SHORT TASK: Pull out every line below that contains the string "sets", and copy each one in full. Treat uppercase and lowercase as different.

EXCERPTED DATA:
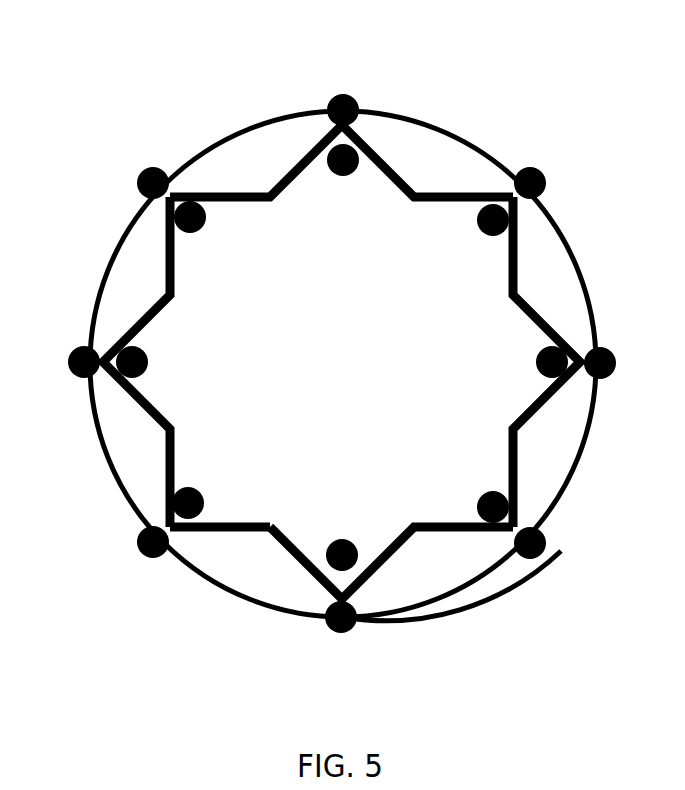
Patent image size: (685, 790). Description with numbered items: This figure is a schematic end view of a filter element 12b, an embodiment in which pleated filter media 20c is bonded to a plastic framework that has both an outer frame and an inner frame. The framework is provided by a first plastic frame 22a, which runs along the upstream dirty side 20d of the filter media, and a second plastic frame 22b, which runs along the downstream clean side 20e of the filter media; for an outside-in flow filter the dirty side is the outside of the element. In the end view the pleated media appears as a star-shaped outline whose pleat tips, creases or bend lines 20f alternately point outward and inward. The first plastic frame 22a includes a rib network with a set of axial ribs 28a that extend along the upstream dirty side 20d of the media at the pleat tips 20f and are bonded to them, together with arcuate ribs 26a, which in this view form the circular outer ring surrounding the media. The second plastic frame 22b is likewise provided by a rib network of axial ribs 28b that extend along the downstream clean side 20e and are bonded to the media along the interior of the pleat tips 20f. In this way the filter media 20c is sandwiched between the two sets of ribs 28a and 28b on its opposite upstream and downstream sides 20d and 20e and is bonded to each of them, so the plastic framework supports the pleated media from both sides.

The filter element 12b is at (222, 118).
The pleated filter media 20c is at (168, 259).
The upstream dirty side 20d is at (199, 532).
The downstream clean side 20e is at (262, 523).
The pleat tips 20f is at (511, 194).
The first plastic frame 22a is at (360, 95).
The second plastic frame 22b is at (208, 240).
The arcuate ribs 26a is at (467, 592).
The axial ribs 28a is at (612, 356).
The axial ribs 28b is at (478, 228).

SOLUTION:
Patent image size: (685, 790). Description with numbered items: This figure is a schematic end view of a filter element 12b, an embodiment in which pleated filter media 20c is bonded to a plastic framework that has both an outer frame and an inner frame. The framework is provided by a first plastic frame 22a, which runs along the upstream dirty side 20d of the filter media, and a second plastic frame 22b, which runs along the downstream clean side 20e of the filter media; for an outside-in flow filter the dirty side is the outside of the element. In the end view the pleated media appears as a star-shaped outline whose pleat tips, creases or bend lines 20f alternately point outward and inward. The first plastic frame 22a includes a rib network with a set of axial ribs 28a that extend along the upstream dirty side 20d of the media at the pleat tips 20f and are bonded to them, together with arcuate ribs 26a, which in this view form the circular outer ring surrounding the media. The second plastic frame 22b is likewise provided by a rib network of axial ribs 28b that extend along the downstream clean side 20e and are bonded to the media along the interior of the pleat tips 20f. In this way the filter media 20c is sandwiched between the two sets of ribs 28a and 28b on its opposite upstream and downstream sides 20d and 20e and is bonded to each of them, so the plastic framework supports the pleated media from both sides.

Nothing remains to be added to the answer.